Check every line of the material below for the string "Sold", and return the ones that have it.

DATA SHOWN =>
◆ ◆ ◆ ◆
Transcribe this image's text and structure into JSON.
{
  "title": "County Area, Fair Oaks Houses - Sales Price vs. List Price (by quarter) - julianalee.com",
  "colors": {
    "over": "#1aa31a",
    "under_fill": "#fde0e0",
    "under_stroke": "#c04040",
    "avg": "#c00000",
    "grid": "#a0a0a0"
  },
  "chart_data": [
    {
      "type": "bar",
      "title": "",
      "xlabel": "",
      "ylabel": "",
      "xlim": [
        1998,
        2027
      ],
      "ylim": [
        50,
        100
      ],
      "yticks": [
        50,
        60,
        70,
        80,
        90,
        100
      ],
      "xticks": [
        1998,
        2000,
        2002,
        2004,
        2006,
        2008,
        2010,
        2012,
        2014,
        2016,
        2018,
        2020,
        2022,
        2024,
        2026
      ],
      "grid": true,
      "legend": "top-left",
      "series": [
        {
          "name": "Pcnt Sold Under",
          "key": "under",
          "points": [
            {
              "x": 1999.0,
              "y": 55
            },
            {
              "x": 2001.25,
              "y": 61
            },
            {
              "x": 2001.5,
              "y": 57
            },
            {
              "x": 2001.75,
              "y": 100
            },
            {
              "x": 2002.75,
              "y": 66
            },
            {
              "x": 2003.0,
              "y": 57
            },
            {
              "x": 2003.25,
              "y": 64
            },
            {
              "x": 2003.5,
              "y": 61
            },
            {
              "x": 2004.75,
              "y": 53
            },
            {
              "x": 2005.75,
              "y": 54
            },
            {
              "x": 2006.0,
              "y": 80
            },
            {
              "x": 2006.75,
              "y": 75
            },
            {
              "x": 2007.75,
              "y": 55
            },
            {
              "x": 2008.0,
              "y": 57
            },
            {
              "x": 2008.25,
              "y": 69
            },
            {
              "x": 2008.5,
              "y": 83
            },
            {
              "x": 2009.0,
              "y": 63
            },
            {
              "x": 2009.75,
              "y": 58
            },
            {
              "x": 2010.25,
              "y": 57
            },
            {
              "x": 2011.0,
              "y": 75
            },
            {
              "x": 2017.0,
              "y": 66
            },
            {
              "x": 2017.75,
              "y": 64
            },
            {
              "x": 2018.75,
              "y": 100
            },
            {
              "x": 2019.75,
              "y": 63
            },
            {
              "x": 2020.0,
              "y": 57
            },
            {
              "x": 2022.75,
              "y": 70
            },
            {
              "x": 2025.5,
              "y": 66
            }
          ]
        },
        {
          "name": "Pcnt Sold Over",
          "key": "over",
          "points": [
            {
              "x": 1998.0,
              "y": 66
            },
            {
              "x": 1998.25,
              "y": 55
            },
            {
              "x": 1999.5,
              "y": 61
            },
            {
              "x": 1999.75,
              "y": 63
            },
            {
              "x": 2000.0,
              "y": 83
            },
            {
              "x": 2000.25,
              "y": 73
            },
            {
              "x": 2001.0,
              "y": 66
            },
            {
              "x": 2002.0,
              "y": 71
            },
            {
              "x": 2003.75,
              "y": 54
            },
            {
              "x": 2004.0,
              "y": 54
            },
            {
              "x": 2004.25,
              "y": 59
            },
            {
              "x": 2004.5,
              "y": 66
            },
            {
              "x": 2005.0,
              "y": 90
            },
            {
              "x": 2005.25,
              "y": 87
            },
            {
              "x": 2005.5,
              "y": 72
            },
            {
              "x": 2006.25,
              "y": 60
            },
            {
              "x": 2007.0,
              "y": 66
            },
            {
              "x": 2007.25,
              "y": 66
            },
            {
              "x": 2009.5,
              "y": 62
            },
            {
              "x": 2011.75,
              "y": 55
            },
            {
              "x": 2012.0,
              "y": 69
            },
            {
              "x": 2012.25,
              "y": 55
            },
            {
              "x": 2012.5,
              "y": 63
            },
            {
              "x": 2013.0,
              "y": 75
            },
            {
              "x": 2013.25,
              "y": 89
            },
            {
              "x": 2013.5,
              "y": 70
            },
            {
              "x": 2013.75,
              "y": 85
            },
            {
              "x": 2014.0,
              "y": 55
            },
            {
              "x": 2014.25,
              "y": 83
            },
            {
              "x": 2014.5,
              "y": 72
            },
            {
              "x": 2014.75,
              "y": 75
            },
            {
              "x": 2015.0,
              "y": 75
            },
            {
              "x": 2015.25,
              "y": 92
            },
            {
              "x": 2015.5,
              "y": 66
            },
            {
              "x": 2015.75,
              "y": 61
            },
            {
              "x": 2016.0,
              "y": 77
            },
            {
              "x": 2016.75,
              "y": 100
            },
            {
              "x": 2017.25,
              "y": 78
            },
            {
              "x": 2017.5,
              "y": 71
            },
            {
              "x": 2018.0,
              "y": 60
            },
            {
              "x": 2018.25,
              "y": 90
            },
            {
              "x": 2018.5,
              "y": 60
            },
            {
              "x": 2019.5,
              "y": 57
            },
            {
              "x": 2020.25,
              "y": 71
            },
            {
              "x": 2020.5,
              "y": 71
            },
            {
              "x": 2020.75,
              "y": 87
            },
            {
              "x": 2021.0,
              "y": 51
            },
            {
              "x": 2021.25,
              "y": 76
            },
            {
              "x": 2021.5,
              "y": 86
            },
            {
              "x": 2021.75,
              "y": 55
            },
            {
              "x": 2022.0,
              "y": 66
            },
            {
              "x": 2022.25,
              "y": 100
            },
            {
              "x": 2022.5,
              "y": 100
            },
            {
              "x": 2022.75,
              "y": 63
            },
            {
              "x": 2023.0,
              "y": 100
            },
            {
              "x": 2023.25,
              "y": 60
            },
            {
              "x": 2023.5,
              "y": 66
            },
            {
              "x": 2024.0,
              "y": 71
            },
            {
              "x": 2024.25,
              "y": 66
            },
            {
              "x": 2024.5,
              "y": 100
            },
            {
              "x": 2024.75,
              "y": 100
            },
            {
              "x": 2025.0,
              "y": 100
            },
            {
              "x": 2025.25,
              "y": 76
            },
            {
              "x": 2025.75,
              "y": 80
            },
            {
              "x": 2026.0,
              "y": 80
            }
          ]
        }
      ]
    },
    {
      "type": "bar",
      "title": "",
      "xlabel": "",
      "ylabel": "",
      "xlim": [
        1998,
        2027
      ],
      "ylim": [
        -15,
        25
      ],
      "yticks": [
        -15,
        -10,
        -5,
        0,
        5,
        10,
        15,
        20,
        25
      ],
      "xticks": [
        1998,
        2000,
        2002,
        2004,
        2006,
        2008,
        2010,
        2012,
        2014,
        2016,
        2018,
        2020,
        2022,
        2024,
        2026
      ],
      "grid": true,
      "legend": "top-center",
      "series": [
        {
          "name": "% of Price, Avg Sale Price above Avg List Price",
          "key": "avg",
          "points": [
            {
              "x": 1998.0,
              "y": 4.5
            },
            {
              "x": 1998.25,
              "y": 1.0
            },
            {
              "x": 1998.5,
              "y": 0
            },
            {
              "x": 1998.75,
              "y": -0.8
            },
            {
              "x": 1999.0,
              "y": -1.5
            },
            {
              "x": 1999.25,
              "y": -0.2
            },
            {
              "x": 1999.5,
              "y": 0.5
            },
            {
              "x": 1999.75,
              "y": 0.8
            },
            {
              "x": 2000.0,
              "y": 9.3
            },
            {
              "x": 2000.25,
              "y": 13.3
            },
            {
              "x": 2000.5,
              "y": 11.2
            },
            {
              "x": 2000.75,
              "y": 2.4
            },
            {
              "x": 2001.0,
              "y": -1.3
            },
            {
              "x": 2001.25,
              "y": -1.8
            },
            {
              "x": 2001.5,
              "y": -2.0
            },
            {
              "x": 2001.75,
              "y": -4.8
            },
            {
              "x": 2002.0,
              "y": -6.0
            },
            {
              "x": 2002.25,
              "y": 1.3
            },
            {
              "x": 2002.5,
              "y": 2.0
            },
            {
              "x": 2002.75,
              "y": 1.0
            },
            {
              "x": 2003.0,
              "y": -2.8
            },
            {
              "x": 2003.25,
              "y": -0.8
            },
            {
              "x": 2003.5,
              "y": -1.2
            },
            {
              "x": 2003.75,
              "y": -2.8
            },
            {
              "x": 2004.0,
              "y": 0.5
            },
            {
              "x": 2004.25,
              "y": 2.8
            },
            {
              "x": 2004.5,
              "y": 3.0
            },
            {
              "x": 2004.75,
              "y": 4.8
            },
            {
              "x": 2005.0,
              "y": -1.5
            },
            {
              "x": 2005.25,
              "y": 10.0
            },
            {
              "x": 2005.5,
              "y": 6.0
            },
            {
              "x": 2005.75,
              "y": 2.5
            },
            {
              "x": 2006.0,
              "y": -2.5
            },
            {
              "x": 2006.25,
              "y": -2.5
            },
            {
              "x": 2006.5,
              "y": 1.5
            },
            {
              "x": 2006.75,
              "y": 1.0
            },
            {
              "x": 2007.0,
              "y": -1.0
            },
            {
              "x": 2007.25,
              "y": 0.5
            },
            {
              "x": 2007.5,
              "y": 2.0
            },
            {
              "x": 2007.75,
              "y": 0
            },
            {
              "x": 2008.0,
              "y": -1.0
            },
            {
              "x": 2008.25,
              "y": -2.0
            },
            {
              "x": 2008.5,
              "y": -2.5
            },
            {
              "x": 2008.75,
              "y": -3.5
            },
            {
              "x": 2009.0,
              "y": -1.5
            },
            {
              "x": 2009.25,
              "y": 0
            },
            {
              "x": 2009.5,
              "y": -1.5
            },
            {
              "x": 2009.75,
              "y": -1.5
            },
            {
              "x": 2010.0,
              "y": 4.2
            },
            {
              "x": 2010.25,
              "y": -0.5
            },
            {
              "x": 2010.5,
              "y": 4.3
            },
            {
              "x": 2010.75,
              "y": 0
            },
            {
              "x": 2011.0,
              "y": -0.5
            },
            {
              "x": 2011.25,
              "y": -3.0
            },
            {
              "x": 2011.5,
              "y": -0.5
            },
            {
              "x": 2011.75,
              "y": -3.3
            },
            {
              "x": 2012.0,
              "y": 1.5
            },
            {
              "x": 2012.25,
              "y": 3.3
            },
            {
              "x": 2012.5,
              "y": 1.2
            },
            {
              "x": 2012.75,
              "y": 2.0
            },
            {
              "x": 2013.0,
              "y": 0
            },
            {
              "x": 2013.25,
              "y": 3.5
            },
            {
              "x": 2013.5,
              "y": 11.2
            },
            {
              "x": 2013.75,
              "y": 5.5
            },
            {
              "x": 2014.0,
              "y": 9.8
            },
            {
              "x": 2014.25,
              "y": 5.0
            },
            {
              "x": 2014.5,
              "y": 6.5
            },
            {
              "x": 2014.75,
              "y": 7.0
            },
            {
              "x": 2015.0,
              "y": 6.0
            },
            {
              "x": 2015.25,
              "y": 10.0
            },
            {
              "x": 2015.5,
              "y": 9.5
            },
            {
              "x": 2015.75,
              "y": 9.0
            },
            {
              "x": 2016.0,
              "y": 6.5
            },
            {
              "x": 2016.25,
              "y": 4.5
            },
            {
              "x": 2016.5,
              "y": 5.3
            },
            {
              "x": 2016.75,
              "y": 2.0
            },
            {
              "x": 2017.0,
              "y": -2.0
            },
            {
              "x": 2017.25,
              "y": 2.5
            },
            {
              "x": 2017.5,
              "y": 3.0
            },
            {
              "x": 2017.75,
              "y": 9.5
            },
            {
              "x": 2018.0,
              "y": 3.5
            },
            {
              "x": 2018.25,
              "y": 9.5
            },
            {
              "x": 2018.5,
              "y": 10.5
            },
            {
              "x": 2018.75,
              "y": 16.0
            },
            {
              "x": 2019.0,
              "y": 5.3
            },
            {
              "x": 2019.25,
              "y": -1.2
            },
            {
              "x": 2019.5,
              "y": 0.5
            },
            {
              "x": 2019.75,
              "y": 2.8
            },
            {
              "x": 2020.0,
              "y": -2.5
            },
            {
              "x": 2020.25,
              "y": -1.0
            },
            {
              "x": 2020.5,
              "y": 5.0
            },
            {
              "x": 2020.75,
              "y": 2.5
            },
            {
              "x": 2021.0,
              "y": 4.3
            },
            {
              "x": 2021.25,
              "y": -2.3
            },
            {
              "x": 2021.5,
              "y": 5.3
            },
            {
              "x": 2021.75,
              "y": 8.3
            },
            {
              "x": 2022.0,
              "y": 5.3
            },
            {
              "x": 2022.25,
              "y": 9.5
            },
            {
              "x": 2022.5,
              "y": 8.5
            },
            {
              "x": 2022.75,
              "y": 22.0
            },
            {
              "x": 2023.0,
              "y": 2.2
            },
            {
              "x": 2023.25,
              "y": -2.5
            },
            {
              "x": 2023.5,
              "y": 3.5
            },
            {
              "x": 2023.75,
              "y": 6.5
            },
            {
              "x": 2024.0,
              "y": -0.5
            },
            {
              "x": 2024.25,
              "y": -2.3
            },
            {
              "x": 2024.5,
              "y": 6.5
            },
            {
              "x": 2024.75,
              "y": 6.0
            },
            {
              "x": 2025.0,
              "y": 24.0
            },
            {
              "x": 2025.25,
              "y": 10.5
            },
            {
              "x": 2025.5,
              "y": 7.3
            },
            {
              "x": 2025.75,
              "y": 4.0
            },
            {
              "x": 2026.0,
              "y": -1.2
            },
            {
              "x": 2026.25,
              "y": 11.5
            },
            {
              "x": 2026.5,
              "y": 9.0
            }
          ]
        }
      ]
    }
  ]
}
◆ ◆ ◆ ◆
RESULT =>
          "name": "Pcnt Sold Under",
          "name": "Pcnt Sold Over",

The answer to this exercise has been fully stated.